-- Listed entries start --

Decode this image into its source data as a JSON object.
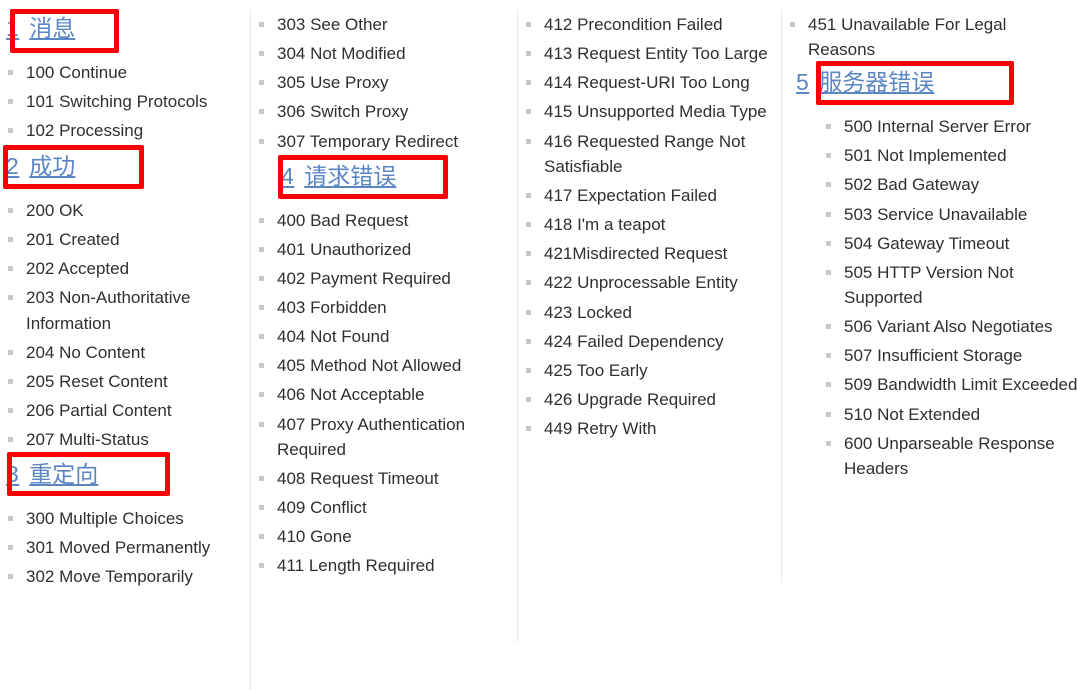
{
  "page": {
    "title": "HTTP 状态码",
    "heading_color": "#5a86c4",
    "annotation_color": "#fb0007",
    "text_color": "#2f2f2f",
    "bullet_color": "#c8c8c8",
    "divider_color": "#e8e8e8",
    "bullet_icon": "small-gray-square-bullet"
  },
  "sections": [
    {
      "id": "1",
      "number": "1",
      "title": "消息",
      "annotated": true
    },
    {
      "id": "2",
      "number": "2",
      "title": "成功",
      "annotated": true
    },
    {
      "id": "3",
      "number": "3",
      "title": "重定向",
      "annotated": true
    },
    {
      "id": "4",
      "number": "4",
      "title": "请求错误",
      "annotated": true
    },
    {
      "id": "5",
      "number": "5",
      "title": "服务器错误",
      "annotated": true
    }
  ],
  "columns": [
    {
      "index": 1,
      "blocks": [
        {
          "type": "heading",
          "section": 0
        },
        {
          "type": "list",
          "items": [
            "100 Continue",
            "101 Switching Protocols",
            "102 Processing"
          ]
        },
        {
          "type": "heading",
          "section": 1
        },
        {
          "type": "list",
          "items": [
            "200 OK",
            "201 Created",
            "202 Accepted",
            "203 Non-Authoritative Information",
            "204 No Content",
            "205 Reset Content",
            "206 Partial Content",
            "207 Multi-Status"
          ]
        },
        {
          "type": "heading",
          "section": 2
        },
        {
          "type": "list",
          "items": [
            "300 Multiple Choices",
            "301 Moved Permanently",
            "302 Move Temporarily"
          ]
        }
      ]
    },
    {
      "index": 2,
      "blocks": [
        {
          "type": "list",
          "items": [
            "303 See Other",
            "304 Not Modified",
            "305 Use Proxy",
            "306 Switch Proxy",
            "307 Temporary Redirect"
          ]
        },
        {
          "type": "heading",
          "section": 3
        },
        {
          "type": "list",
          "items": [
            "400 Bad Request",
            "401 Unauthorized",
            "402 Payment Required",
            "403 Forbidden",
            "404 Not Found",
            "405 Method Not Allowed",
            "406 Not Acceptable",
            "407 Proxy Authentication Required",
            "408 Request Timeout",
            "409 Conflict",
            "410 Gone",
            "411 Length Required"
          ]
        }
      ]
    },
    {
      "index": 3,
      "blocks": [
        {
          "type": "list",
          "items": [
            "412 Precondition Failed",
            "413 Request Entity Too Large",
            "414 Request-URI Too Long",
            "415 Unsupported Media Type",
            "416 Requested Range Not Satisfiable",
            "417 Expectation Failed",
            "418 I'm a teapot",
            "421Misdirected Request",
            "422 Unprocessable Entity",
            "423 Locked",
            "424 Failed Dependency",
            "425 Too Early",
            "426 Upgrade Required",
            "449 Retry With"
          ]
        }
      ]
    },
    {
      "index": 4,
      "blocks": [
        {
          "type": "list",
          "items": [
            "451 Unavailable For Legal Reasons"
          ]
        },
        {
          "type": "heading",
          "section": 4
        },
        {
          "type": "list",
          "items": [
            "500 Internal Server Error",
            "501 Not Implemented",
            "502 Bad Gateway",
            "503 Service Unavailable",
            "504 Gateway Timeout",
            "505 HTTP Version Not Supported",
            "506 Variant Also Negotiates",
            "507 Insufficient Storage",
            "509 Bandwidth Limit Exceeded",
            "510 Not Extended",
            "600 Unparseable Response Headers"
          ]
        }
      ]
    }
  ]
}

-- Listed entries end --

:: Given instruction ::
Give back every line exactly as it stands, pictures excluded.

:: Answer to this exercise ::
Decode this image into its source data as a JSON object.
{
  "page": {
    "title": "HTTP 状态码",
    "heading_color": "#5a86c4",
    "annotation_color": "#fb0007",
    "text_color": "#2f2f2f",
    "bullet_color": "#c8c8c8",
    "divider_color": "#e8e8e8",
    "bullet_icon": "small-gray-square-bullet"
  },
  "sections": [
    {
      "id": "1",
      "number": "1",
      "title": "消息",
      "annotated": true
    },
    {
      "id": "2",
      "number": "2",
      "title": "成功",
      "annotated": true
    },
    {
      "id": "3",
      "number": "3",
      "title": "重定向",
      "annotated": true
    },
    {
      "id": "4",
      "number": "4",
      "title": "请求错误",
      "annotated": true
    },
    {
      "id": "5",
      "number": "5",
      "title": "服务器错误",
      "annotated": true
    }
  ],
  "columns": [
    {
      "index": 1,
      "blocks": [
        {
          "type": "heading",
          "section": 0
        },
        {
          "type": "list",
          "items": [
            "100 Continue",
            "101 Switching Protocols",
            "102 Processing"
          ]
        },
        {
          "type": "heading",
          "section": 1
        },
        {
          "type": "list",
          "items": [
            "200 OK",
            "201 Created",
            "202 Accepted",
            "203 Non-Authoritative Information",
            "204 No Content",
            "205 Reset Content",
            "206 Partial Content",
            "207 Multi-Status"
          ]
        },
        {
          "type": "heading",
          "section": 2
        },
        {
          "type": "list",
          "items": [
            "300 Multiple Choices",
            "301 Moved Permanently",
            "302 Move Temporarily"
          ]
        }
      ]
    },
    {
      "index": 2,
      "blocks": [
        {
          "type": "list",
          "items": [
            "303 See Other",
            "304 Not Modified",
            "305 Use Proxy",
            "306 Switch Proxy",
            "307 Temporary Redirect"
          ]
        },
        {
          "type": "heading",
          "section": 3
        },
        {
          "type": "list",
          "items": [
            "400 Bad Request",
            "401 Unauthorized",
            "402 Payment Required",
            "403 Forbidden",
            "404 Not Found",
            "405 Method Not Allowed",
            "406 Not Acceptable",
            "407 Proxy Authentication Required",
            "408 Request Timeout",
            "409 Conflict",
            "410 Gone",
            "411 Length Required"
          ]
        }
      ]
    },
    {
      "index": 3,
      "blocks": [
        {
          "type": "list",
          "items": [
            "412 Precondition Failed",
            "413 Request Entity Too Large",
            "414 Request-URI Too Long",
            "415 Unsupported Media Type",
            "416 Requested Range Not Satisfiable",
            "417 Expectation Failed",
            "418 I'm a teapot",
            "421Misdirected Request",
            "422 Unprocessable Entity",
            "423 Locked",
            "424 Failed Dependency",
            "425 Too Early",
            "426 Upgrade Required",
            "449 Retry With"
          ]
        }
      ]
    },
    {
      "index": 4,
      "blocks": [
        {
          "type": "list",
          "items": [
            "451 Unavailable For Legal Reasons"
          ]
        },
        {
          "type": "heading",
          "section": 4
        },
        {
          "type": "list",
          "items": [
            "500 Internal Server Error",
            "501 Not Implemented",
            "502 Bad Gateway",
            "503 Service Unavailable",
            "504 Gateway Timeout",
            "505 HTTP Version Not Supported",
            "506 Variant Also Negotiates",
            "507 Insufficient Storage",
            "509 Bandwidth Limit Exceeded",
            "510 Not Extended",
            "600 Unparseable Response Headers"
          ]
        }
      ]
    }
  ]
}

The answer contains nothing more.